# start of Items
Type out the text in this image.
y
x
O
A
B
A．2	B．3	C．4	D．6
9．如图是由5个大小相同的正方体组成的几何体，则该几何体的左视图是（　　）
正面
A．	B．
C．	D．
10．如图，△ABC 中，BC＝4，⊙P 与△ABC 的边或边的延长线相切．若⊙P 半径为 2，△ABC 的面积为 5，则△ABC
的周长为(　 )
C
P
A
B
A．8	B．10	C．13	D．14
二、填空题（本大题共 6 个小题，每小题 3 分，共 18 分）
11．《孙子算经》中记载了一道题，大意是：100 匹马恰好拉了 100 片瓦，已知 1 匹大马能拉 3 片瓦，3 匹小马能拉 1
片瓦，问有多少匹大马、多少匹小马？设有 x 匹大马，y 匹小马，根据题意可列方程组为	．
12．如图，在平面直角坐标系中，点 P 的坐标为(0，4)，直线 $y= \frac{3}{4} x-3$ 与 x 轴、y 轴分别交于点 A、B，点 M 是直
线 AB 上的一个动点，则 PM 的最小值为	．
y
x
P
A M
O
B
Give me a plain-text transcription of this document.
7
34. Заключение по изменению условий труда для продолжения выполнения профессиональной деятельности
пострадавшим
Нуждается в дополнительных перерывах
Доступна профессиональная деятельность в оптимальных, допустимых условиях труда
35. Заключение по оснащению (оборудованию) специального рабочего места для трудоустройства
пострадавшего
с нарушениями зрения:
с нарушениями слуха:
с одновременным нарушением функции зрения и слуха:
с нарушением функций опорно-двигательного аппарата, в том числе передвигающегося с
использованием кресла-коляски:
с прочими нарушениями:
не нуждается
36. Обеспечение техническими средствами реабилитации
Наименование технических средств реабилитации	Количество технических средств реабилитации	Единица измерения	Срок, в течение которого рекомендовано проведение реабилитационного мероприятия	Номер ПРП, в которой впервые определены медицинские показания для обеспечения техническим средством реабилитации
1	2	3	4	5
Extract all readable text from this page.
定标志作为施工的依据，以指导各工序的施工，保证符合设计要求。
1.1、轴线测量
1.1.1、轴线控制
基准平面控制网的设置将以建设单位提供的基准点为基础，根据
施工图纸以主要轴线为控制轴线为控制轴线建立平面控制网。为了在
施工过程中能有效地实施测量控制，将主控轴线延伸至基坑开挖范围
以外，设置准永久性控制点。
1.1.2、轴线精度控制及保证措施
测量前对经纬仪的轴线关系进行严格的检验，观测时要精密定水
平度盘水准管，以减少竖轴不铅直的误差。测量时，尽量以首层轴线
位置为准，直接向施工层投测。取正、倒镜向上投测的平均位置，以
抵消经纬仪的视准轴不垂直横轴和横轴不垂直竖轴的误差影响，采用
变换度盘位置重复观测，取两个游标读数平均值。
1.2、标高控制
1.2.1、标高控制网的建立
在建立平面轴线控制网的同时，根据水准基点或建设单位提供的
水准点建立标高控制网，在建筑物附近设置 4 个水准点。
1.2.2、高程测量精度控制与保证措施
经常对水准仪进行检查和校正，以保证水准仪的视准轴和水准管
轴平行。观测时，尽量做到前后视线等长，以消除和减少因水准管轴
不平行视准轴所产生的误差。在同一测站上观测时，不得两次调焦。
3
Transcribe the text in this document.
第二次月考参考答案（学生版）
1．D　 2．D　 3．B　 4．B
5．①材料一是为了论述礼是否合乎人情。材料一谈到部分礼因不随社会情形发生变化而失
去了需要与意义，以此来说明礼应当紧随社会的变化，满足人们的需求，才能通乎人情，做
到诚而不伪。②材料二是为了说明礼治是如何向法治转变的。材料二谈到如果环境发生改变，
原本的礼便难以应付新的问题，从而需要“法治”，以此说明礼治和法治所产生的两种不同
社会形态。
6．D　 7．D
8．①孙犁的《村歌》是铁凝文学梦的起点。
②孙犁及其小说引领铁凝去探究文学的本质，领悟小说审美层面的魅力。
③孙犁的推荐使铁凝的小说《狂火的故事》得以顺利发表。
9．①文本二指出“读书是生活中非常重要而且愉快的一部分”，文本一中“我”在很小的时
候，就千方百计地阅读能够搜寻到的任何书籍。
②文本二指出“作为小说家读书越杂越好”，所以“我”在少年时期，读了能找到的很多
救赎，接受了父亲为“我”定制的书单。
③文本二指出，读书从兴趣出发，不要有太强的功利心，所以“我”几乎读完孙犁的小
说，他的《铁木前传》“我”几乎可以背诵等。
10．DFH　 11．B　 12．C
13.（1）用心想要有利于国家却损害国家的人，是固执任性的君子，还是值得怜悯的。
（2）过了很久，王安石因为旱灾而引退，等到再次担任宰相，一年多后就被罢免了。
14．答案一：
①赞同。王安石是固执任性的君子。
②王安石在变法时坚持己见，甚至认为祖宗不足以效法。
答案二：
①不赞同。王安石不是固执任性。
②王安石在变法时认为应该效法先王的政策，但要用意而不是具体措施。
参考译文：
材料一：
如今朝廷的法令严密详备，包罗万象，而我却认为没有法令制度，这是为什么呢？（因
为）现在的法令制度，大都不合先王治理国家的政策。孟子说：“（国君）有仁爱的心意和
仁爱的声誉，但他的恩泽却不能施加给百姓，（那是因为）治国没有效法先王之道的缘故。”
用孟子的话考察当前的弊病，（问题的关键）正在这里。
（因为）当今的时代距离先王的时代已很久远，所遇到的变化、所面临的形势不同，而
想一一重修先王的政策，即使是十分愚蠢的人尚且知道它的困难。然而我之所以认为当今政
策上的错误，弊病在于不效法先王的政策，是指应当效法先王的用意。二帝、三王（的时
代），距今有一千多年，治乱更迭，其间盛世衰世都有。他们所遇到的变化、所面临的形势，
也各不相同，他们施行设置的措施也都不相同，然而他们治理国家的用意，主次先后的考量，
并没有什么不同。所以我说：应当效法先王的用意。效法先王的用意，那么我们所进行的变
# end of Items
**Directions**
Copy out the whole listing exactly; please set it all down.

**Response to this task**
Type out the text in this image.
y
x
O
A
B
A．2	B．3	C．4	D．6
9．如图是由5个大小相同的正方体组成的几何体，则该几何体的左视图是（　　）
正面
A．	B．
C．	D．
10．如图，△ABC 中，BC＝4，⊙P 与△ABC 的边或边的延长线相切．若⊙P 半径为 2，△ABC 的面积为 5，则△ABC
的周长为(　 )
C
P
A
B
A．8	B．10	C．13	D．14
二、填空题（本大题共 6 个小题，每小题 3 分，共 18 分）
11．《孙子算经》中记载了一道题，大意是：100 匹马恰好拉了 100 片瓦，已知 1 匹大马能拉 3 片瓦，3 匹小马能拉 1
片瓦，问有多少匹大马、多少匹小马？设有 x 匹大马，y 匹小马，根据题意可列方程组为	．
12．如图，在平面直角坐标系中，点 P 的坐标为(0，4)，直线 $y= \frac{3}{4} x-3$ 与 x 轴、y 轴分别交于点 A、B，点 M 是直
线 AB 上的一个动点，则 PM 的最小值为	．
y
x
P
A M
O
B
Give me a plain-text transcription of this document.
7
34. Заключение по изменению условий труда для продолжения выполнения профессиональной деятельности
пострадавшим
Нуждается в дополнительных перерывах
Доступна профессиональная деятельность в оптимальных, допустимых условиях труда
35. Заключение по оснащению (оборудованию) специального рабочего места для трудоустройства
пострадавшего
с нарушениями зрения:
с нарушениями слуха:
с одновременным нарушением функции зрения и слуха:
с нарушением функций опорно-двигательного аппарата, в том числе передвигающегося с
использованием кресла-коляски:
с прочими нарушениями:
не нуждается
36. Обеспечение техническими средствами реабилитации
Наименование технических средств реабилитации	Количество технических средств реабилитации	Единица измерения	Срок, в течение которого рекомендовано проведение реабилитационного мероприятия	Номер ПРП, в которой впервые определены медицинские показания для обеспечения техническим средством реабилитации
1	2	3	4	5
Extract all readable text from this page.
定标志作为施工的依据，以指导各工序的施工，保证符合设计要求。
1.1、轴线测量
1.1.1、轴线控制
基准平面控制网的设置将以建设单位提供的基准点为基础，根据
施工图纸以主要轴线为控制轴线为控制轴线建立平面控制网。为了在
施工过程中能有效地实施测量控制，将主控轴线延伸至基坑开挖范围
以外，设置准永久性控制点。
1.1.2、轴线精度控制及保证措施
测量前对经纬仪的轴线关系进行严格的检验，观测时要精密定水
平度盘水准管，以减少竖轴不铅直的误差。测量时，尽量以首层轴线
位置为准，直接向施工层投测。取正、倒镜向上投测的平均位置，以
抵消经纬仪的视准轴不垂直横轴和横轴不垂直竖轴的误差影响，采用
变换度盘位置重复观测，取两个游标读数平均值。
1.2、标高控制
1.2.1、标高控制网的建立
在建立平面轴线控制网的同时，根据水准基点或建设单位提供的
水准点建立标高控制网，在建筑物附近设置 4 个水准点。
1.2.2、高程测量精度控制与保证措施
经常对水准仪进行检查和校正，以保证水准仪的视准轴和水准管
轴平行。观测时，尽量做到前后视线等长，以消除和减少因水准管轴
不平行视准轴所产生的误差。在同一测站上观测时，不得两次调焦。
3
Transcribe the text in this document.
第二次月考参考答案（学生版）
1．D　 2．D　 3．B　 4．B
5．①材料一是为了论述礼是否合乎人情。材料一谈到部分礼因不随社会情形发生变化而失
去了需要与意义，以此来说明礼应当紧随社会的变化，满足人们的需求，才能通乎人情，做
到诚而不伪。②材料二是为了说明礼治是如何向法治转变的。材料二谈到如果环境发生改变，
原本的礼便难以应付新的问题，从而需要“法治”，以此说明礼治和法治所产生的两种不同
社会形态。
6．D　 7．D
8．①孙犁的《村歌》是铁凝文学梦的起点。
②孙犁及其小说引领铁凝去探究文学的本质，领悟小说审美层面的魅力。
③孙犁的推荐使铁凝的小说《狂火的故事》得以顺利发表。
9．①文本二指出“读书是生活中非常重要而且愉快的一部分”，文本一中“我”在很小的时
候，就千方百计地阅读能够搜寻到的任何书籍。
②文本二指出“作为小说家读书越杂越好”，所以“我”在少年时期，读了能找到的很多
救赎，接受了父亲为“我”定制的书单。
③文本二指出，读书从兴趣出发，不要有太强的功利心，所以“我”几乎读完孙犁的小
说，他的《铁木前传》“我”几乎可以背诵等。
10．DFH　 11．B　 12．C
13.（1）用心想要有利于国家却损害国家的人，是固执任性的君子，还是值得怜悯的。
（2）过了很久，王安石因为旱灾而引退，等到再次担任宰相，一年多后就被罢免了。
14．答案一：
①赞同。王安石是固执任性的君子。
②王安石在变法时坚持己见，甚至认为祖宗不足以效法。
答案二：
①不赞同。王安石不是固执任性。
②王安石在变法时认为应该效法先王的政策，但要用意而不是具体措施。
参考译文：
材料一：
如今朝廷的法令严密详备，包罗万象，而我却认为没有法令制度，这是为什么呢？（因
为）现在的法令制度，大都不合先王治理国家的政策。孟子说：“（国君）有仁爱的心意和
仁爱的声誉，但他的恩泽却不能施加给百姓，（那是因为）治国没有效法先王之道的缘故。”
用孟子的话考察当前的弊病，（问题的关键）正在这里。
（因为）当今的时代距离先王的时代已很久远，所遇到的变化、所面临的形势不同，而
想一一重修先王的政策，即使是十分愚蠢的人尚且知道它的困难。然而我之所以认为当今政
策上的错误，弊病在于不效法先王的政策，是指应当效法先王的用意。二帝、三王（的时
代），距今有一千多年，治乱更迭，其间盛世衰世都有。他们所遇到的变化、所面临的形势，
也各不相同，他们施行设置的措施也都不相同，然而他们治理国家的用意，主次先后的考量，
并没有什么不同。所以我说：应当效法先王的用意。效法先王的用意，那么我们所进行的变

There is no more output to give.